> [REQUIREMENTS]:
Show every line in the records below that contains the word "cast".

> [LISTING]:

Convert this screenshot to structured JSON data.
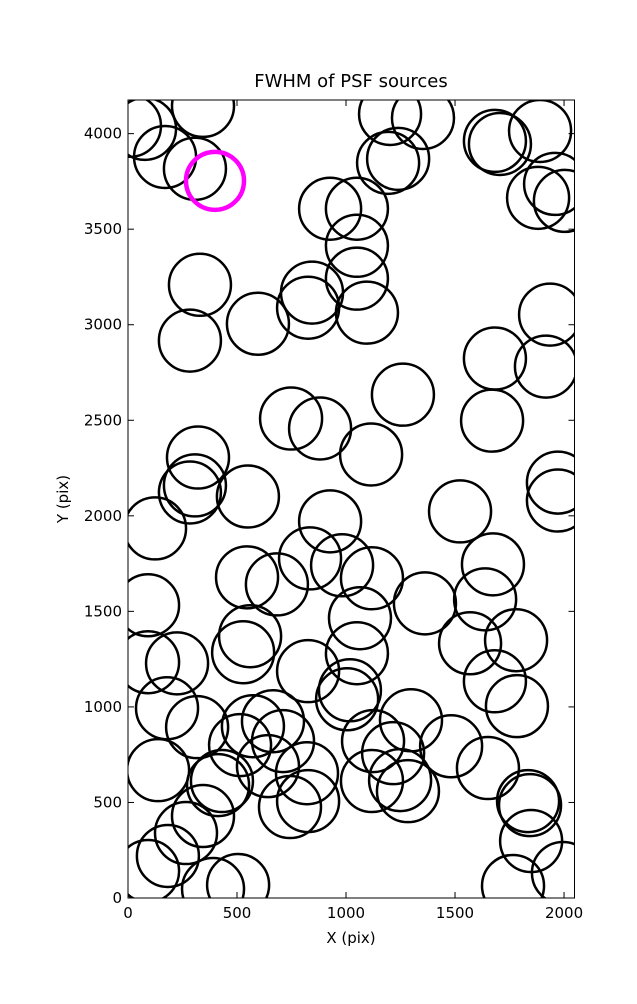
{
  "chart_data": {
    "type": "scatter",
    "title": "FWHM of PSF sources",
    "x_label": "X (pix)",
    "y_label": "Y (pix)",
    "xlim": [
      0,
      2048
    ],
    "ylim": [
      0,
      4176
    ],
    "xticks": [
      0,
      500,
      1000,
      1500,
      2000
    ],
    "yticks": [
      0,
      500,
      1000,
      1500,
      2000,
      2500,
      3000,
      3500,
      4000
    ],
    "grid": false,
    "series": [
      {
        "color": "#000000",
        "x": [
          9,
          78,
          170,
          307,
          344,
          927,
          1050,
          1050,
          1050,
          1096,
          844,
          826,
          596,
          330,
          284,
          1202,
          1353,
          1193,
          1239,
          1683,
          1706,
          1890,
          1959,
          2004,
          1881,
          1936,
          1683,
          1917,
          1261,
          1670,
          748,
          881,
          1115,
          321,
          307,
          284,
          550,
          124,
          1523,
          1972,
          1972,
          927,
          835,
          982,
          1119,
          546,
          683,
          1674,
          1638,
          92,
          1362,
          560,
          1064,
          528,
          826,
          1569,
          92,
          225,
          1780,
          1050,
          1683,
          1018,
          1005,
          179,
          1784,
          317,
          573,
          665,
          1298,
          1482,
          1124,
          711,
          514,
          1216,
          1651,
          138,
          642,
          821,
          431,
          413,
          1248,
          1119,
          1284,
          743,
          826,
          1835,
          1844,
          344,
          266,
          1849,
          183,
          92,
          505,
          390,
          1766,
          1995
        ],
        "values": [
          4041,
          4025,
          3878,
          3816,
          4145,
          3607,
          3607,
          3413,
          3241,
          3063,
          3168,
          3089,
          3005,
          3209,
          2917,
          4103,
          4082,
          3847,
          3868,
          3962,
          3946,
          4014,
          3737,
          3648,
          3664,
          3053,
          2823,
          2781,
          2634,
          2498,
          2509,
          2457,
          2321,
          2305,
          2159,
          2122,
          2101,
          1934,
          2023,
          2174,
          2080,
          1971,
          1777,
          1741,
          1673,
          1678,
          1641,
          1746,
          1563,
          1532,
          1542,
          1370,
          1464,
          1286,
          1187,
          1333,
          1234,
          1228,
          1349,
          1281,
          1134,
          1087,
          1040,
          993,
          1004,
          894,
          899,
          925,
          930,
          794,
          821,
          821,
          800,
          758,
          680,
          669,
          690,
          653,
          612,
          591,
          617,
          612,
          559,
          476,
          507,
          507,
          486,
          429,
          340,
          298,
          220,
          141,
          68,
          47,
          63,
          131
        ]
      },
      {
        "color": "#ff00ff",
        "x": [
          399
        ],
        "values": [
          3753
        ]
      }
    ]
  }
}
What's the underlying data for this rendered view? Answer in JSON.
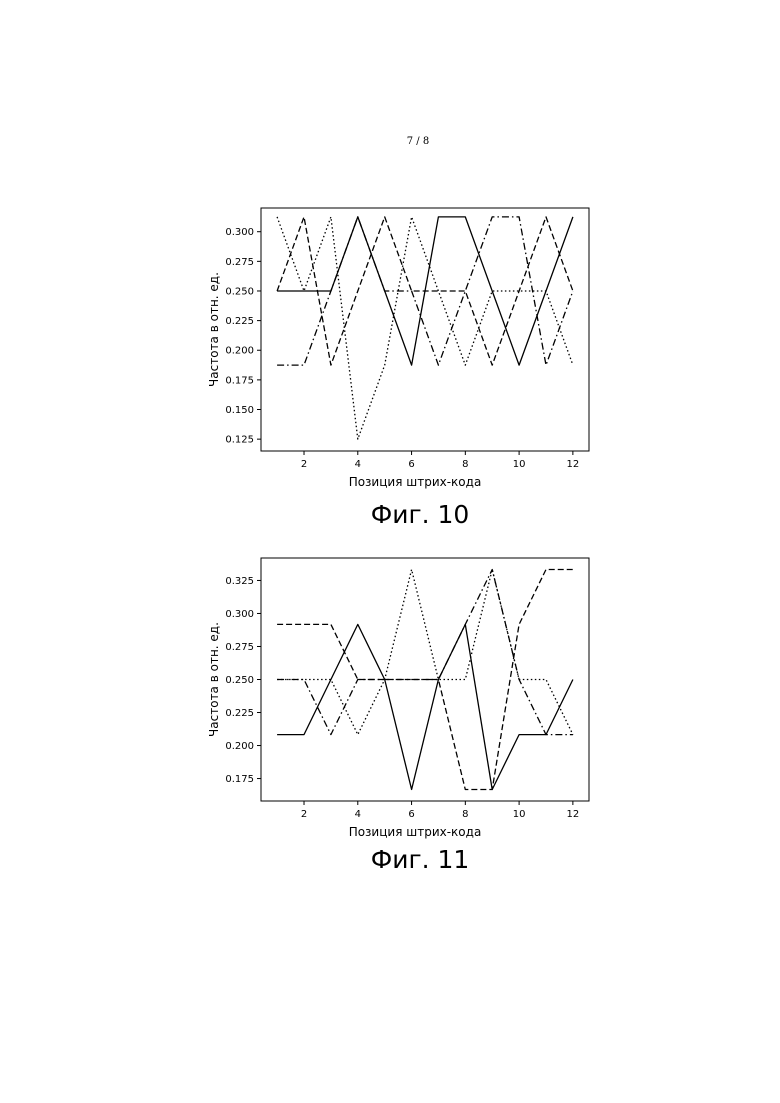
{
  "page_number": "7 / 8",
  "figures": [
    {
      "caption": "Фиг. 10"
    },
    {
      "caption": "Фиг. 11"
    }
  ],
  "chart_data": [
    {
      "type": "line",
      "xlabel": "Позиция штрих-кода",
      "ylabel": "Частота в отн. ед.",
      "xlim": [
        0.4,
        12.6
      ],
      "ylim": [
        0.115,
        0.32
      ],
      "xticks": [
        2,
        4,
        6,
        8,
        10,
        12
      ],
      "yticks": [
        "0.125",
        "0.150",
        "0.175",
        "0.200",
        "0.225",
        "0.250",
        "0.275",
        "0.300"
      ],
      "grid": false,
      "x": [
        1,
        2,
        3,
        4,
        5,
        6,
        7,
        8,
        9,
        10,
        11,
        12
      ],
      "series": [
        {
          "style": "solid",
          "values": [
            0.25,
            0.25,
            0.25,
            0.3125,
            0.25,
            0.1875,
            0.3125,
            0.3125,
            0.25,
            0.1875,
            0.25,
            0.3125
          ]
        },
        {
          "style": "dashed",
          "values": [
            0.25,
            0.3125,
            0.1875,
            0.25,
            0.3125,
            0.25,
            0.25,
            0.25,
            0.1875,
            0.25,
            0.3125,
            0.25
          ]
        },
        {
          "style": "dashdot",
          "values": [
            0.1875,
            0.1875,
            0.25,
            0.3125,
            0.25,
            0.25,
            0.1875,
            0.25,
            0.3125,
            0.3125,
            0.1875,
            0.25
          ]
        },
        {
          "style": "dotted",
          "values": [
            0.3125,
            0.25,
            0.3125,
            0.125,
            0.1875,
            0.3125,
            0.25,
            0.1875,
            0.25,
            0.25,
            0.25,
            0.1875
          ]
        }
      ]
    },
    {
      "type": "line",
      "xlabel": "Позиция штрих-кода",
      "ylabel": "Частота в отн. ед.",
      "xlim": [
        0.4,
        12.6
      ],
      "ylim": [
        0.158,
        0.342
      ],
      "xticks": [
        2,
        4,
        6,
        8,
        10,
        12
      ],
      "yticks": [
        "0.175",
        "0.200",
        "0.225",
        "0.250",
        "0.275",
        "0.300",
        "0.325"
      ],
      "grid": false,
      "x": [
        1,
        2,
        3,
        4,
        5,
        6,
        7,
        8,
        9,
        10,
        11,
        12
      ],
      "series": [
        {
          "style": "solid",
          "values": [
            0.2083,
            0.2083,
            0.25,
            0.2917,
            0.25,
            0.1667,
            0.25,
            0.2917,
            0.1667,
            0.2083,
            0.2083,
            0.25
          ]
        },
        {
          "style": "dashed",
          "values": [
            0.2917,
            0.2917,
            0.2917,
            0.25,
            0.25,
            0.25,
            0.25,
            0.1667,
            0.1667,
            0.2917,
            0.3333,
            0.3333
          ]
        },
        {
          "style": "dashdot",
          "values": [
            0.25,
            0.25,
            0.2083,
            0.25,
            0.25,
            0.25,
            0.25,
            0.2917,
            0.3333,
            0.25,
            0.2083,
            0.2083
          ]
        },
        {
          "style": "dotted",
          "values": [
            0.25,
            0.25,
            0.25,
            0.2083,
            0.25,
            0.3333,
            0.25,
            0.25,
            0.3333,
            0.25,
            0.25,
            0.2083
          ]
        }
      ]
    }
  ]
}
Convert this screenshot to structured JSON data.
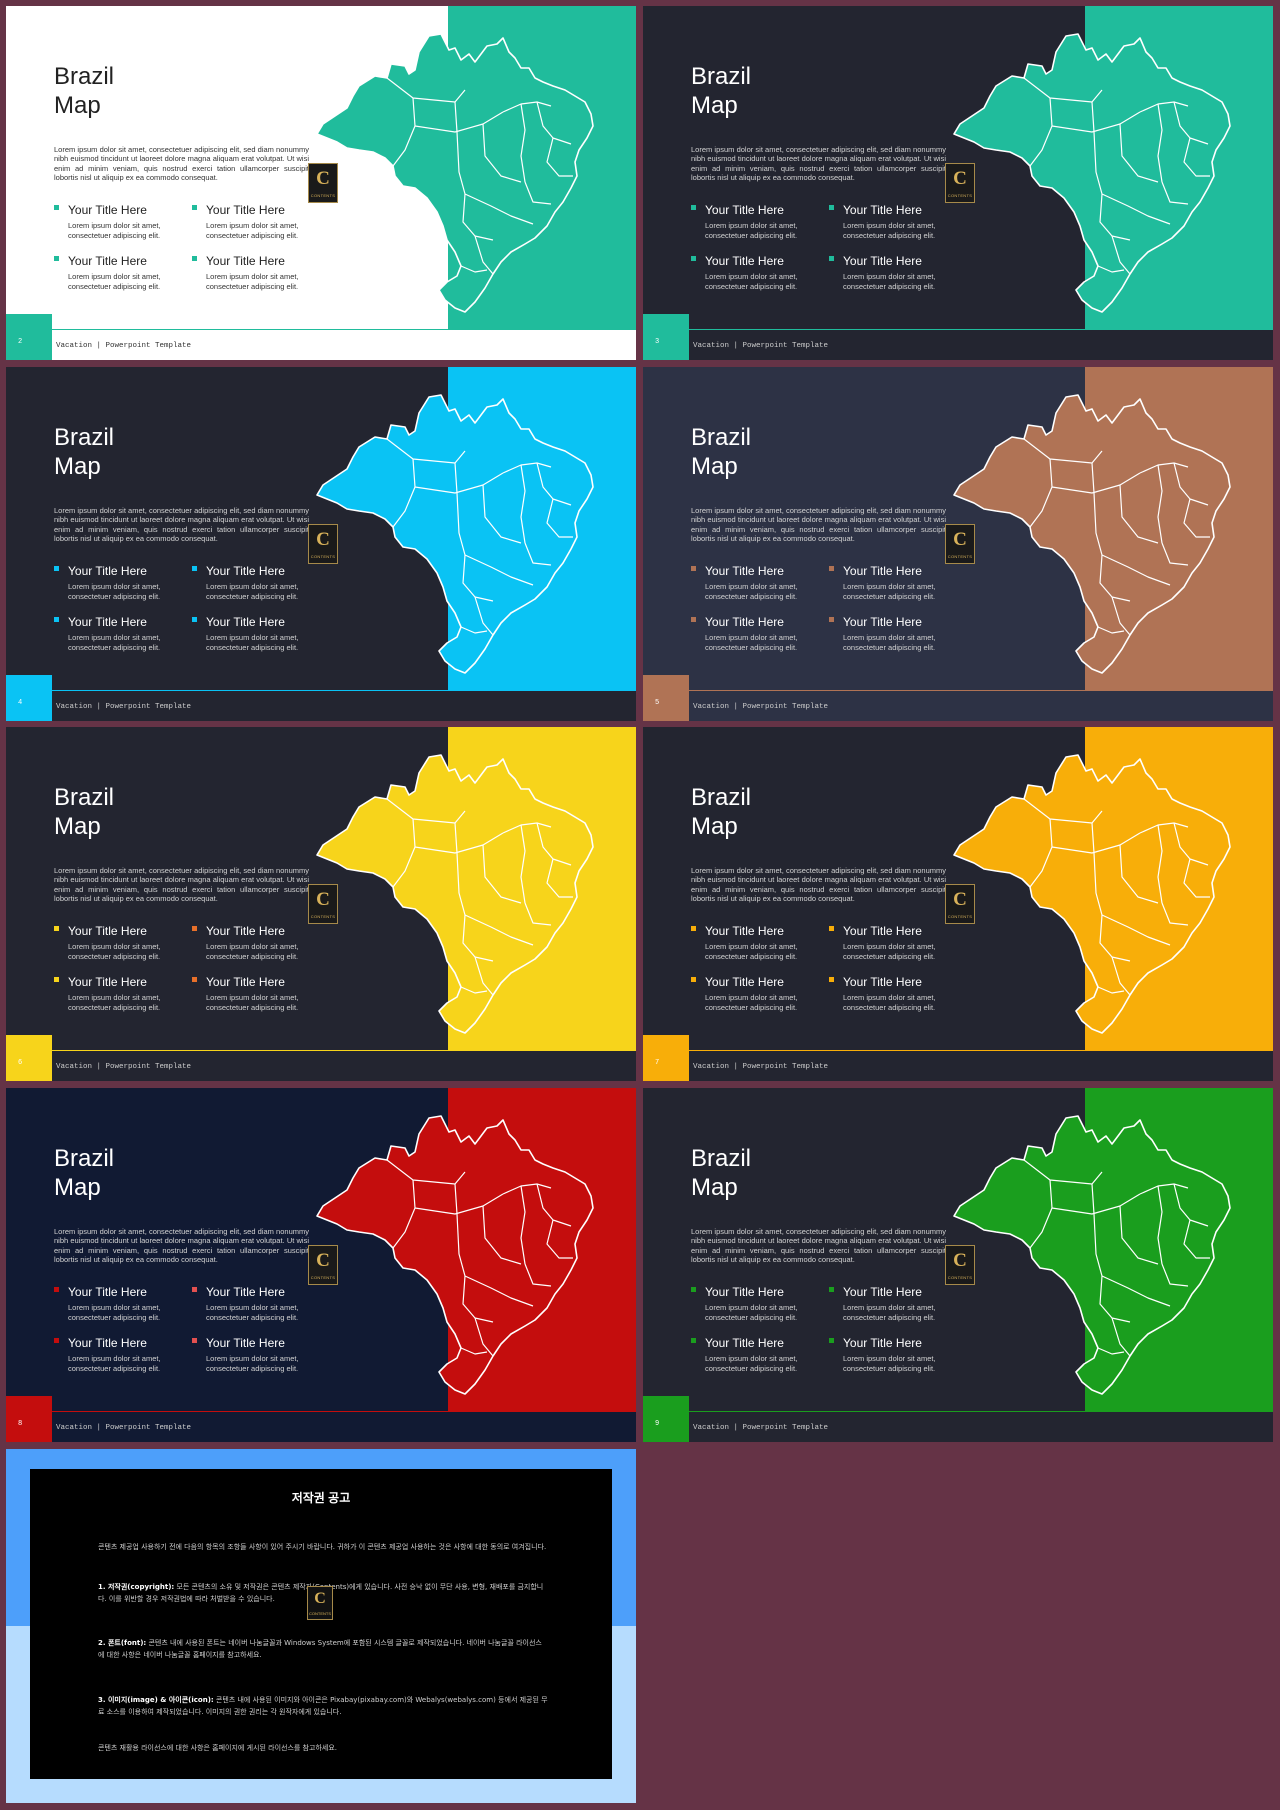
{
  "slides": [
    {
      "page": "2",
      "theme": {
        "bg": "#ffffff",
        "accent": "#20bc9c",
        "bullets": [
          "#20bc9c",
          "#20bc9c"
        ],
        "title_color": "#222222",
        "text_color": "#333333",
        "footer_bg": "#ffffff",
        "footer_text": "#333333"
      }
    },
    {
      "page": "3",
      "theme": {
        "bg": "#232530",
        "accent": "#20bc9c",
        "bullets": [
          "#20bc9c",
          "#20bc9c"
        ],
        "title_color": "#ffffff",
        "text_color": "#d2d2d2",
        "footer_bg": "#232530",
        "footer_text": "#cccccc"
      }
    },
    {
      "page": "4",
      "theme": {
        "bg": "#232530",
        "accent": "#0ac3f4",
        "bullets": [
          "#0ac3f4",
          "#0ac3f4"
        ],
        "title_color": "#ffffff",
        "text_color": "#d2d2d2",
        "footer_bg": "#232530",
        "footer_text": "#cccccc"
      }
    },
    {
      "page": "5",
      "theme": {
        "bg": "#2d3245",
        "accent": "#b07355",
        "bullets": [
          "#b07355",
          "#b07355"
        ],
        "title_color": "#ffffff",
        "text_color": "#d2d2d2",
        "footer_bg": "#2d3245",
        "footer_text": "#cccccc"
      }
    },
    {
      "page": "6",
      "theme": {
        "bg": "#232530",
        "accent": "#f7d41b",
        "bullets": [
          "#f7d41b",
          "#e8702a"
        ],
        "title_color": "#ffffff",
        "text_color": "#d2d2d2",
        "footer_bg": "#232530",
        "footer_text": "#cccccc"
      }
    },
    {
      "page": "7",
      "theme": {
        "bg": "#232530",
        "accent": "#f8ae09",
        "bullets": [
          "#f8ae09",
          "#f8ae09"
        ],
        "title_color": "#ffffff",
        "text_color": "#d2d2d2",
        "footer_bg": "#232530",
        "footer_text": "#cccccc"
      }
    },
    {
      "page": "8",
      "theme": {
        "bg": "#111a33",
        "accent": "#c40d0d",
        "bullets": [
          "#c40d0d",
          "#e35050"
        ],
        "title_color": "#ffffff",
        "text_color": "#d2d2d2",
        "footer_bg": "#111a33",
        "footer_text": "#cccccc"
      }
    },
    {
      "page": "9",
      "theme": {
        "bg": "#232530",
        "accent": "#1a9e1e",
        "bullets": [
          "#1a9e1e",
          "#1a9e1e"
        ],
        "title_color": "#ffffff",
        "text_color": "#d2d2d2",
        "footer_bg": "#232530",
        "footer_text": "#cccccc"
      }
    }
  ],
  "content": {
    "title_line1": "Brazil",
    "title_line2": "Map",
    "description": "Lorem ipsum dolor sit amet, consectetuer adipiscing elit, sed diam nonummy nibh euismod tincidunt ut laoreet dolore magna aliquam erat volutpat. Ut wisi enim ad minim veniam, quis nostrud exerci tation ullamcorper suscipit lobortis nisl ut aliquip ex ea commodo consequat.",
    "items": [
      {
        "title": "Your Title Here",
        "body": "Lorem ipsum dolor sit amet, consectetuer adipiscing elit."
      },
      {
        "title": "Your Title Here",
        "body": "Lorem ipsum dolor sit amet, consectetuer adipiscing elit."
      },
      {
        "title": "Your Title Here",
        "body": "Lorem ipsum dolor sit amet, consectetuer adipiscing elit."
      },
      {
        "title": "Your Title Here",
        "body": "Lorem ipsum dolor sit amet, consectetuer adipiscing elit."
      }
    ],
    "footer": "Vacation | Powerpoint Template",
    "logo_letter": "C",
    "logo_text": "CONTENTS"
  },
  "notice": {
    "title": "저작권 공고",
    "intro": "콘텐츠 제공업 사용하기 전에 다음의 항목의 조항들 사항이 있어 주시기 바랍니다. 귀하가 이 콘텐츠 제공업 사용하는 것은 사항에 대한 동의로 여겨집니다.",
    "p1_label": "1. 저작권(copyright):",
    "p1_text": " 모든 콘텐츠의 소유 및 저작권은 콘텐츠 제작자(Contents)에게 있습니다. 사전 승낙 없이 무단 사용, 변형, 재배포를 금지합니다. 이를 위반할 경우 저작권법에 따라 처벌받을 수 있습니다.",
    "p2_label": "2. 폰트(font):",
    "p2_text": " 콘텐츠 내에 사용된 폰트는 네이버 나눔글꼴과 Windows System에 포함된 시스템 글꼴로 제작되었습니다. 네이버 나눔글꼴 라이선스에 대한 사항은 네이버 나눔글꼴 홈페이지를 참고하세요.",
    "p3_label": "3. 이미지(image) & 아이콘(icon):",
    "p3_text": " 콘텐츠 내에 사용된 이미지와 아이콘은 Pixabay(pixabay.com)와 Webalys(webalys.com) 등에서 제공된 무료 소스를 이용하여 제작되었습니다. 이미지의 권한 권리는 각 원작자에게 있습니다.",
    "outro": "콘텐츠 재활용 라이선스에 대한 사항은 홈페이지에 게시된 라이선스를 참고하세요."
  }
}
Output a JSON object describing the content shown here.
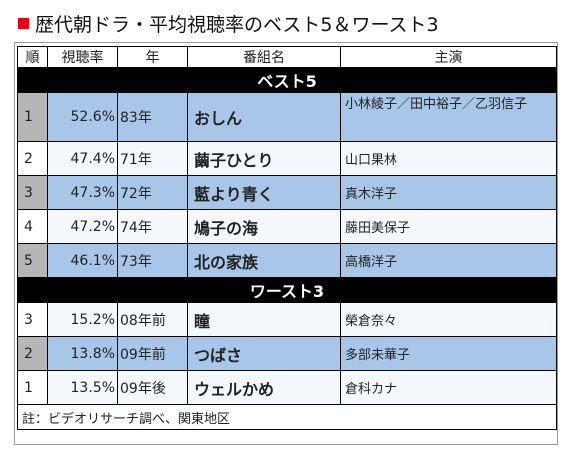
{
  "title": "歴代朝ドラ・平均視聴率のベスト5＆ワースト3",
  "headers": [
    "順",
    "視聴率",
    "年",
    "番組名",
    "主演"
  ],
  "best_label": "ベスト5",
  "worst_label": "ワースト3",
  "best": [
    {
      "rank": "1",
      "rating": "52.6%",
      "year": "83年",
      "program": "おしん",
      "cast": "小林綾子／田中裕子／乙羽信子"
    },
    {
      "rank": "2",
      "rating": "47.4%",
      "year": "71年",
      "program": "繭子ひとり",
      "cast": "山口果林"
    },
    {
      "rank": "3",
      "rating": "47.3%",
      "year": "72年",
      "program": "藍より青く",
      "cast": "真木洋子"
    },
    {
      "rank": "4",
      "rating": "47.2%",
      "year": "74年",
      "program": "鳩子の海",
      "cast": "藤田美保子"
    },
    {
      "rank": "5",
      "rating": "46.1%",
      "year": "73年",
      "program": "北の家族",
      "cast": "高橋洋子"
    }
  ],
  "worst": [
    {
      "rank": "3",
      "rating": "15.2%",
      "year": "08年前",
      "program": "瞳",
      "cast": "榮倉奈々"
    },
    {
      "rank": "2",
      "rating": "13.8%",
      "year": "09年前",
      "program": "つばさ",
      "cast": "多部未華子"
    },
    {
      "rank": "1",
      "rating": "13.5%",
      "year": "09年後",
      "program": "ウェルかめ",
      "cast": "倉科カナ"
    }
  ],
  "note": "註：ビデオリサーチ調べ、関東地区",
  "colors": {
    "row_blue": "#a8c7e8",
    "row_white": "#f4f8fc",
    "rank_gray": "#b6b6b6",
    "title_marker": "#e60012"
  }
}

> [IN RESPONSE]:
      "cast": "小林綾子／田中裕子／乙羽信子"
      "cast": "山口果林"
      "cast": "真木洋子"
      "cast": "藤田美保子"
      "cast": "高橋洋子"
      "cast": "榮倉奈々"
      "cast": "多部未華子"
      "cast": "倉科カナ"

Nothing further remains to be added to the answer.